▶ SET PROBLEM
Images appear in the records below; leave them out and repeat everything else exactly.
--- START SUPPLIED INFORMATION ---
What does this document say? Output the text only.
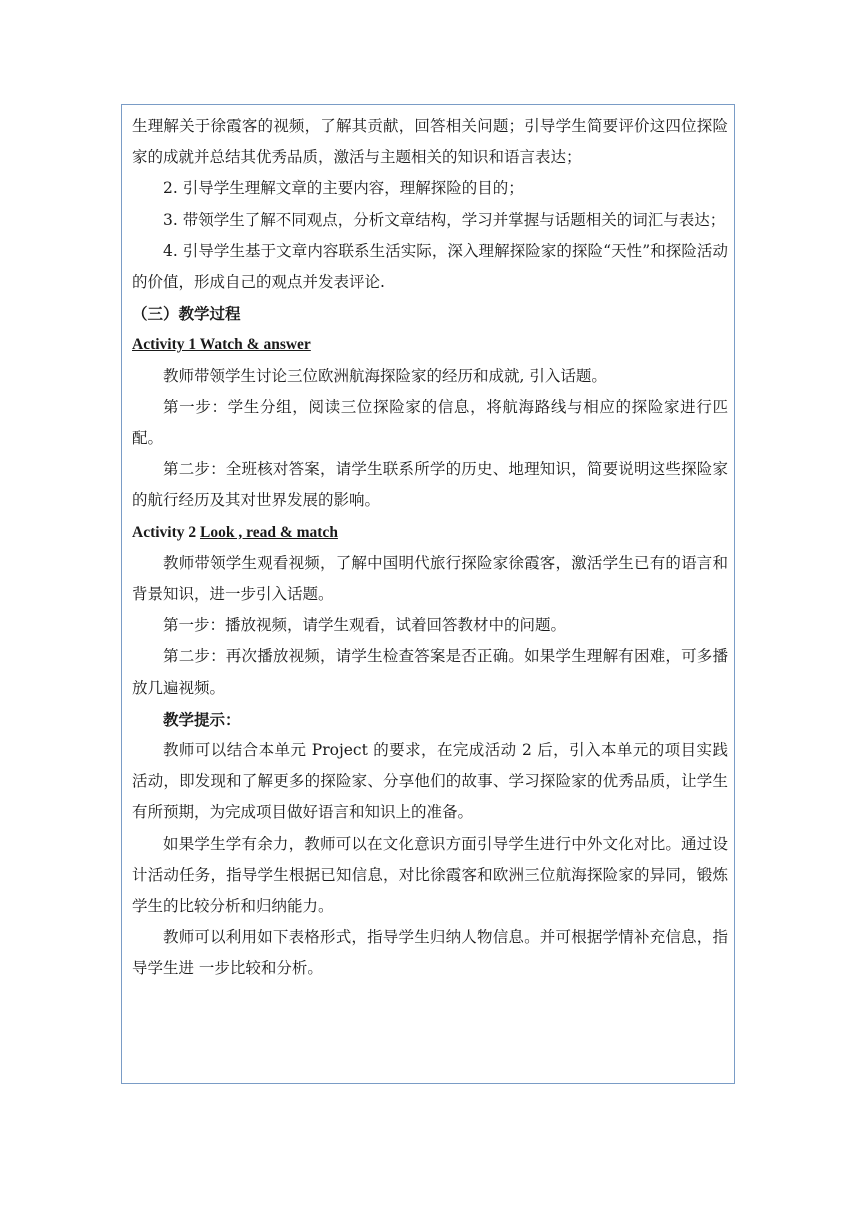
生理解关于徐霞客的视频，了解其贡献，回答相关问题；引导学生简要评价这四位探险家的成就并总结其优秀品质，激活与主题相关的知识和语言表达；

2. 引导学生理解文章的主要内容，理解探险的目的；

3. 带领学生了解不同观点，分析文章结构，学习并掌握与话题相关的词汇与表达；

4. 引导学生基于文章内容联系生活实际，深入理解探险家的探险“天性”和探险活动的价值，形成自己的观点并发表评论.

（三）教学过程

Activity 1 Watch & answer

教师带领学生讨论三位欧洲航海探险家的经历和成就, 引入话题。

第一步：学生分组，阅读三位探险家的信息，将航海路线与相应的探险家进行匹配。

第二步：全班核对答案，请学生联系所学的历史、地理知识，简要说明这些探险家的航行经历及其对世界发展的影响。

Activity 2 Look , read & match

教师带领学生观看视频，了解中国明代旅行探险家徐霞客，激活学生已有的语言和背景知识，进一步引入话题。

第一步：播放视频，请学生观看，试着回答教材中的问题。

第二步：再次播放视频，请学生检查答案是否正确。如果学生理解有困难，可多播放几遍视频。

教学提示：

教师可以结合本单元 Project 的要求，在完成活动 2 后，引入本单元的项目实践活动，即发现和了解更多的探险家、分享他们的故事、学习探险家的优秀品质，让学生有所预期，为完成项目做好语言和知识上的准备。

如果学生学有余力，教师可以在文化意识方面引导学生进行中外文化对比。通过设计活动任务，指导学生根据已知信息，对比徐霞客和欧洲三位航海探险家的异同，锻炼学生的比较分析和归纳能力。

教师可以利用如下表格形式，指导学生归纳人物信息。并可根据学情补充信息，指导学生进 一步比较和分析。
--- END SUPPLIED INFORMATION ---
▶ THE ANSWER
What does this document say? Output the text only.
生理解关于徐霞客的视频，了解其贡献，回答相关问题；引导学生简要评价这四位探险家的成就并总结其优秀品质，激活与主题相关的知识和语言表达；

2. 引导学生理解文章的主要内容，理解探险的目的；

3. 带领学生了解不同观点，分析文章结构，学习并掌握与话题相关的词汇与表达；

4. 引导学生基于文章内容联系生活实际，深入理解探险家的探险“天性”和探险活动的价值，形成自己的观点并发表评论.

（三）教学过程

Activity 1 Watch & answer

教师带领学生讨论三位欧洲航海探险家的经历和成就, 引入话题。

第一步：学生分组，阅读三位探险家的信息，将航海路线与相应的探险家进行匹配。

第二步：全班核对答案，请学生联系所学的历史、地理知识，简要说明这些探险家的航行经历及其对世界发展的影响。

Activity 2 Look , read & match

教师带领学生观看视频，了解中国明代旅行探险家徐霞客，激活学生已有的语言和背景知识，进一步引入话题。

第一步：播放视频，请学生观看，试着回答教材中的问题。

第二步：再次播放视频，请学生检查答案是否正确。如果学生理解有困难，可多播放几遍视频。

教学提示：

教师可以结合本单元 Project 的要求，在完成活动 2 后，引入本单元的项目实践活动，即发现和了解更多的探险家、分享他们的故事、学习探险家的优秀品质，让学生有所预期，为完成项目做好语言和知识上的准备。

如果学生学有余力，教师可以在文化意识方面引导学生进行中外文化对比。通过设计活动任务，指导学生根据已知信息，对比徐霞客和欧洲三位航海探险家的异同，锻炼学生的比较分析和归纳能力。

教师可以利用如下表格形式，指导学生归纳人物信息。并可根据学情补充信息，指导学生进 一步比较和分析。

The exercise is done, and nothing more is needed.